• _Task to carry out_: Copy every line that mentions the word "Fulton".

• _Information supplied_:

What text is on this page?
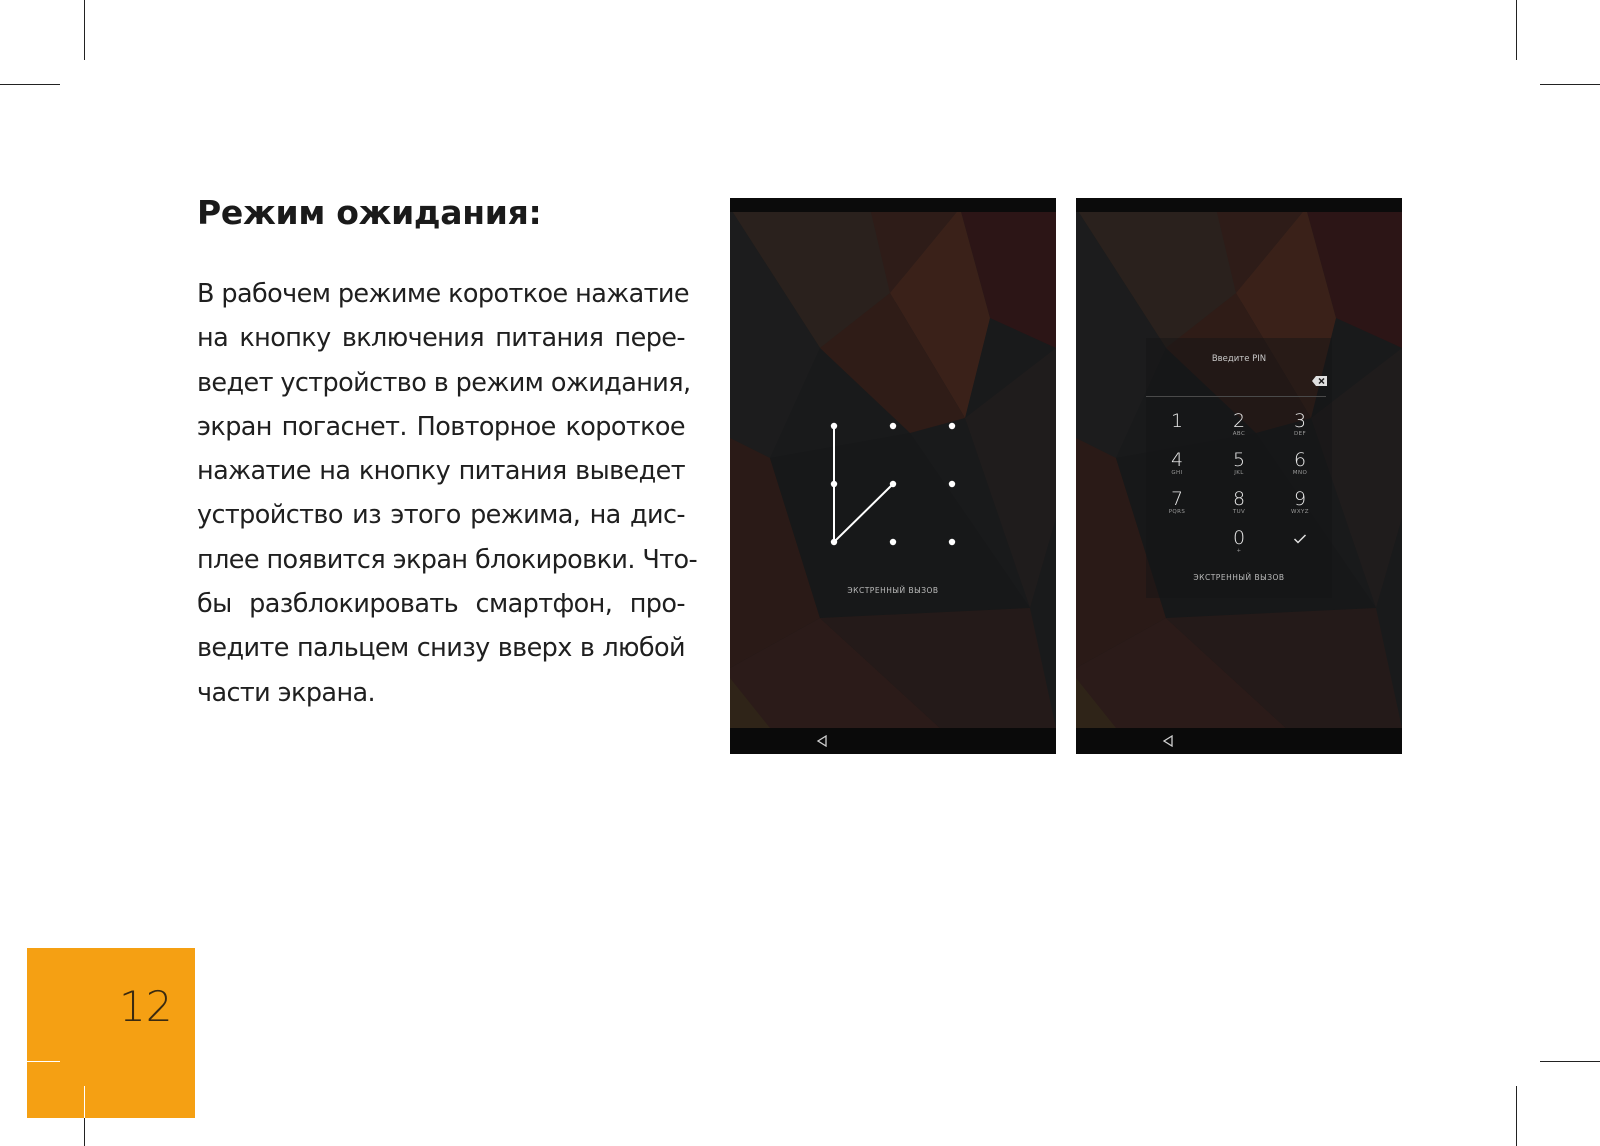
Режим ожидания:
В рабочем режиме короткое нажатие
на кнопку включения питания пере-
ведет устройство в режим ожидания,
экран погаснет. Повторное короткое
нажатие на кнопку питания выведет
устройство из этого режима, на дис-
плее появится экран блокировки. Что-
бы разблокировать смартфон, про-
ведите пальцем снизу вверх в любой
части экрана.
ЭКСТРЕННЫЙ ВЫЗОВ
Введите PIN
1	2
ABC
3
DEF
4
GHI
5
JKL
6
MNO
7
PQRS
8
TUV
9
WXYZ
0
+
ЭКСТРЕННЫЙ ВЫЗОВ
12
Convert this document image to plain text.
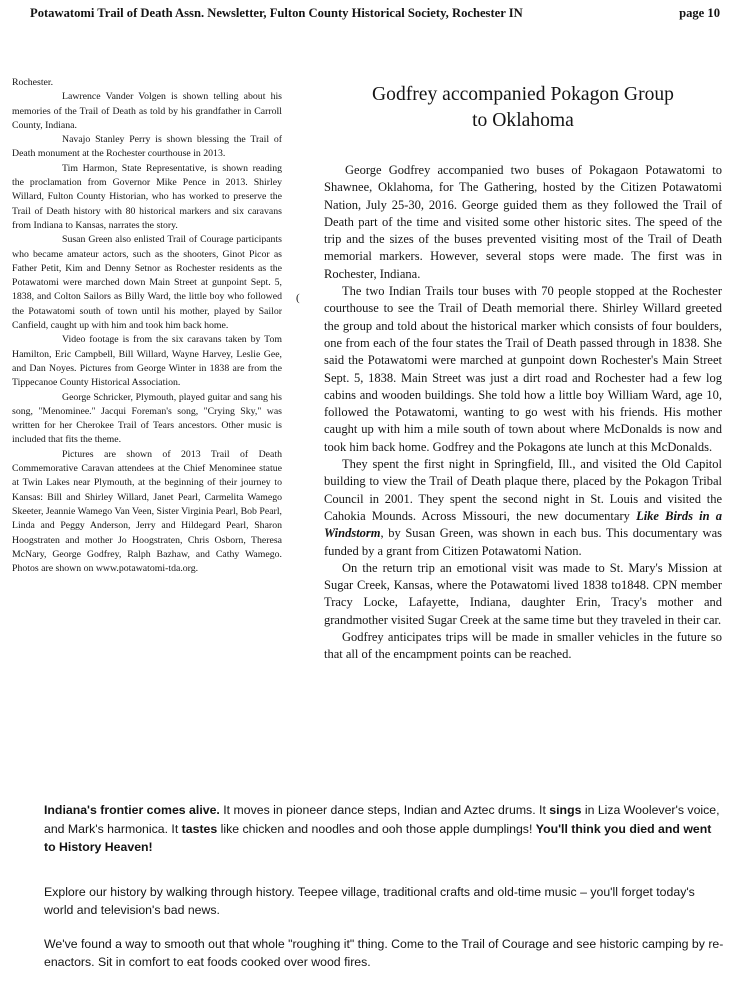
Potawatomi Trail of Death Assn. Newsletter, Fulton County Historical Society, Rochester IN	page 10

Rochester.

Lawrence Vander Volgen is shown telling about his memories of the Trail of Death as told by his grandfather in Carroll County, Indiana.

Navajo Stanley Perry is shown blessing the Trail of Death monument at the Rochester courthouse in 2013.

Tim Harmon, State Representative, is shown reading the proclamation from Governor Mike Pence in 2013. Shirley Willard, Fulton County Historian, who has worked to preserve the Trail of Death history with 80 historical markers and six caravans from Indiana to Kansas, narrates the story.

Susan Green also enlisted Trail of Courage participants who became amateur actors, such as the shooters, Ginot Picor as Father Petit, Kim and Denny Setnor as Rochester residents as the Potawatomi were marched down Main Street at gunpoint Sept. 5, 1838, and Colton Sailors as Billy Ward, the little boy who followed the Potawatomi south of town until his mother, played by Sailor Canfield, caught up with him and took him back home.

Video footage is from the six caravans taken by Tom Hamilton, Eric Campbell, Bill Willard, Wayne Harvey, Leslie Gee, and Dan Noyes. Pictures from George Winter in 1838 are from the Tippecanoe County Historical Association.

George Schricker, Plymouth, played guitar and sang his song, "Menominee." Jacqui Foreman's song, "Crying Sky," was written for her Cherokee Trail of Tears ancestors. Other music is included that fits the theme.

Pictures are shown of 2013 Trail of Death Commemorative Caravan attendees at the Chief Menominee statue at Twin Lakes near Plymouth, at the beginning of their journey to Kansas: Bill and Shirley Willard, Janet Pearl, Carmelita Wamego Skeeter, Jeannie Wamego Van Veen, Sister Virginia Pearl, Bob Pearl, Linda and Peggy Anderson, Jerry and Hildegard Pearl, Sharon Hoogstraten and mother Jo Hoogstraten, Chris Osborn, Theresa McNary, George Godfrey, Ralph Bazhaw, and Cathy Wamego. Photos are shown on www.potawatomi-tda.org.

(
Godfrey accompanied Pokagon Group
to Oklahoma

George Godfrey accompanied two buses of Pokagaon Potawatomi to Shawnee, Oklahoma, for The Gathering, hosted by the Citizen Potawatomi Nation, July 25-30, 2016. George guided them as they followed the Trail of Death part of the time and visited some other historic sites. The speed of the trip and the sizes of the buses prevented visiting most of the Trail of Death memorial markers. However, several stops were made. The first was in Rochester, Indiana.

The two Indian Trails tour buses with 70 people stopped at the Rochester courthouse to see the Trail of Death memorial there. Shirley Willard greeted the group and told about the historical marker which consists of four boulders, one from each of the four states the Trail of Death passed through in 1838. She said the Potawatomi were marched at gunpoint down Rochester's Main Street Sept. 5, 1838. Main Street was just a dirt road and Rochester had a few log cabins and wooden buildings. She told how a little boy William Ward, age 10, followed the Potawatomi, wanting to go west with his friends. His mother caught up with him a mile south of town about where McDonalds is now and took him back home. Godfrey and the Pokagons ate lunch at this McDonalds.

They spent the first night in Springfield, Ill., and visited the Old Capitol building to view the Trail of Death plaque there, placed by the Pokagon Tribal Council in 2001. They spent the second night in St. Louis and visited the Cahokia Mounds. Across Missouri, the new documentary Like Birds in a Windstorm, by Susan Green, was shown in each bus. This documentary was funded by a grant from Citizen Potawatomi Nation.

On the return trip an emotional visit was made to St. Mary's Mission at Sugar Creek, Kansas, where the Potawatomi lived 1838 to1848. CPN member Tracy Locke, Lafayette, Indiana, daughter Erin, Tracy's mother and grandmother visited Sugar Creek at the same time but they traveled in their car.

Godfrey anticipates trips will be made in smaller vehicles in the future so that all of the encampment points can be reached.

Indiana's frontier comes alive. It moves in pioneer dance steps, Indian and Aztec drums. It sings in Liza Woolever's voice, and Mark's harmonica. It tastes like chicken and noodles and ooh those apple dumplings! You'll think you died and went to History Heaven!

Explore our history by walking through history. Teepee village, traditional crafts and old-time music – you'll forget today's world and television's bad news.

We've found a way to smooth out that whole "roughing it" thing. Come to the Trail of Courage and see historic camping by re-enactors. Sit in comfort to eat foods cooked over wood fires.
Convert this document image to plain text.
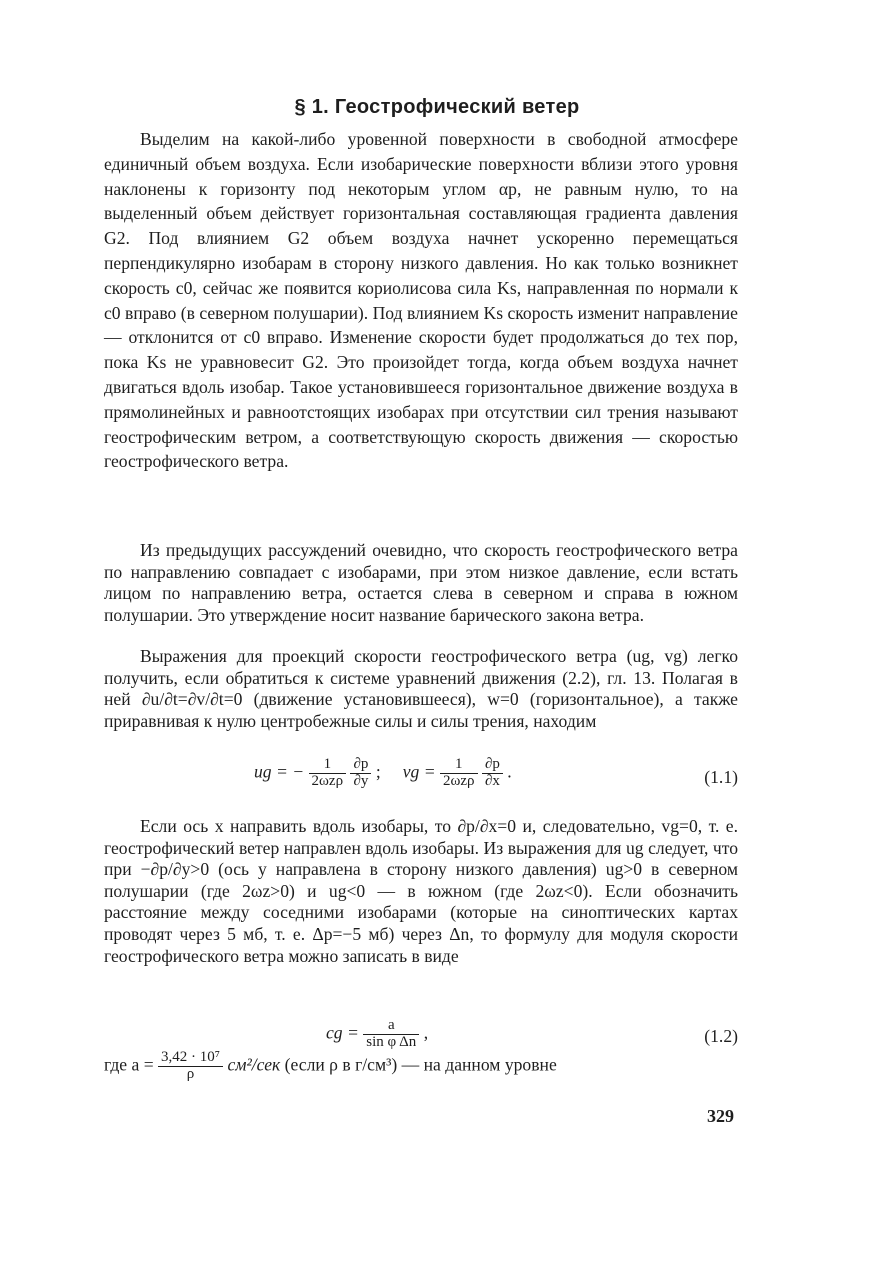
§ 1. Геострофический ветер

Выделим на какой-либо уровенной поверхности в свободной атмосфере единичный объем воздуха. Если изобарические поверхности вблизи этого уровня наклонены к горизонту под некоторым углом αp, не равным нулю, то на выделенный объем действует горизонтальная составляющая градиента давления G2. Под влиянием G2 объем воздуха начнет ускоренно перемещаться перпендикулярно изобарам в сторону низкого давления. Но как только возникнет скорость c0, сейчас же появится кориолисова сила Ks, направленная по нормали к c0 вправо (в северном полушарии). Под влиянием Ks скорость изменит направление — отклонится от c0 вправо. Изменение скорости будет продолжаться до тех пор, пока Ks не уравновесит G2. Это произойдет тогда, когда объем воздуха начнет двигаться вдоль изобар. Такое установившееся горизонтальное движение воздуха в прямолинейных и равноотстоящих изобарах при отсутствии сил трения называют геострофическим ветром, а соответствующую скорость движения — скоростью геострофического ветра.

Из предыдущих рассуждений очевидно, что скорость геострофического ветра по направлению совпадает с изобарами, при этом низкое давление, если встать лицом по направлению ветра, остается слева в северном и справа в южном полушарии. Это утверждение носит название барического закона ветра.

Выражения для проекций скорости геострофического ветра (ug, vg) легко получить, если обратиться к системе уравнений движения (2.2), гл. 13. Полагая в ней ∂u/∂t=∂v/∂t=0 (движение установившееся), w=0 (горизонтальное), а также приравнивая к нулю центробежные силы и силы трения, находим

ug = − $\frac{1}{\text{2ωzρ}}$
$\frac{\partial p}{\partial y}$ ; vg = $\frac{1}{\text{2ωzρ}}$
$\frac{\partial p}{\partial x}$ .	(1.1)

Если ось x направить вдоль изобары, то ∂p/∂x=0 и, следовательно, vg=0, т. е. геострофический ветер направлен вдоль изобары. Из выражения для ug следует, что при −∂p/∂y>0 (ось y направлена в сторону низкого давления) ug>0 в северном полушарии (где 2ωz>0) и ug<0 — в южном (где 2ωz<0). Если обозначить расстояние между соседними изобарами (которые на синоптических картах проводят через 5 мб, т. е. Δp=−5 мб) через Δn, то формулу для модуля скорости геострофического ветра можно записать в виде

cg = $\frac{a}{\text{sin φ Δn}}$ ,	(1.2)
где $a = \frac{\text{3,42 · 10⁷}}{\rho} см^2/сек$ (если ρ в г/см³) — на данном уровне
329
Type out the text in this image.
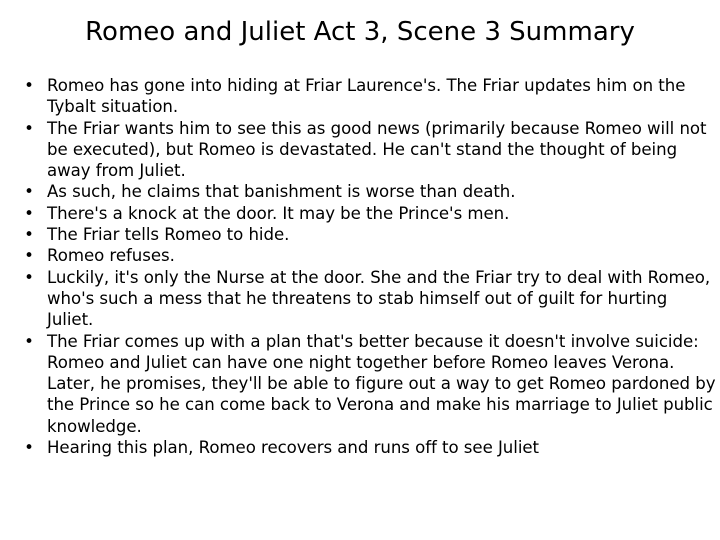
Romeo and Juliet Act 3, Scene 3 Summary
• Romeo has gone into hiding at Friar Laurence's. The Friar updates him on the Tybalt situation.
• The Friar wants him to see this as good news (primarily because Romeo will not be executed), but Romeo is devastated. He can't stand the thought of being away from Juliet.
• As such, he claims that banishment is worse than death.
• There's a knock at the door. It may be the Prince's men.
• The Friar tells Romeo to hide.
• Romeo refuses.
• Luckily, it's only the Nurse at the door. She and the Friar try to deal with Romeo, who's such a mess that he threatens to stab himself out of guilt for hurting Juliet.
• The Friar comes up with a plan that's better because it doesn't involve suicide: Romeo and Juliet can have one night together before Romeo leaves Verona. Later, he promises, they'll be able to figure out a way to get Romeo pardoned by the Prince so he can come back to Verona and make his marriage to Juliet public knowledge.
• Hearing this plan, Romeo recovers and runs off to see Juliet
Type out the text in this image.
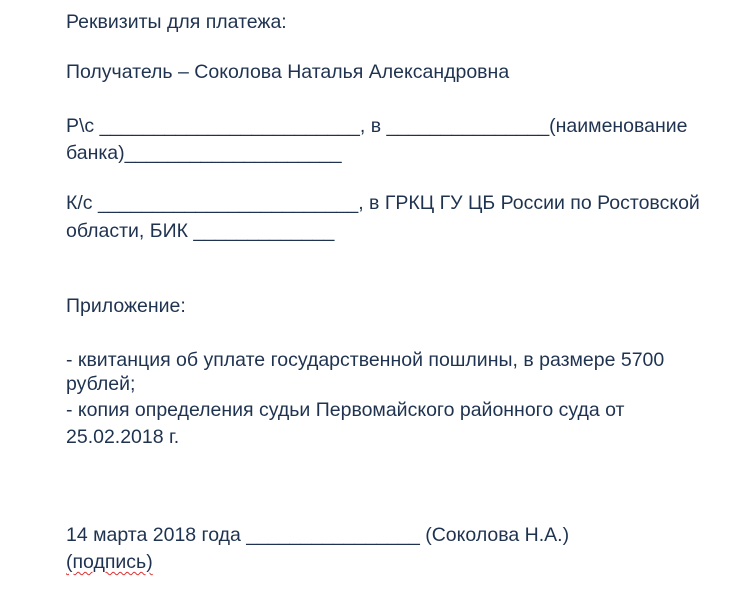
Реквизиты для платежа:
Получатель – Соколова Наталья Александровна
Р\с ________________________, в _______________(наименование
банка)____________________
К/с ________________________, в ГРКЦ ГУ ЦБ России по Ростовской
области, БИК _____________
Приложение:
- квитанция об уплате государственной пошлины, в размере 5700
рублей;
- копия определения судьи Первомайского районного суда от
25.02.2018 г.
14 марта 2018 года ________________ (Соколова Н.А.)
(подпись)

• _Response to the exercise_:
Potawatomi Trail of Death Assn. Newsletter, Fulton County Historical Society, Rochester IN	page 10
Tim Harmon, State Representative, is shown reading the proclamation from Governor Mike Pence in 2013. Shirley Willard, Fulton County Historian, who has worked to preserve the Trail of Death history with 80 historical markers and six caravans from Indiana to Kansas, narrates the story.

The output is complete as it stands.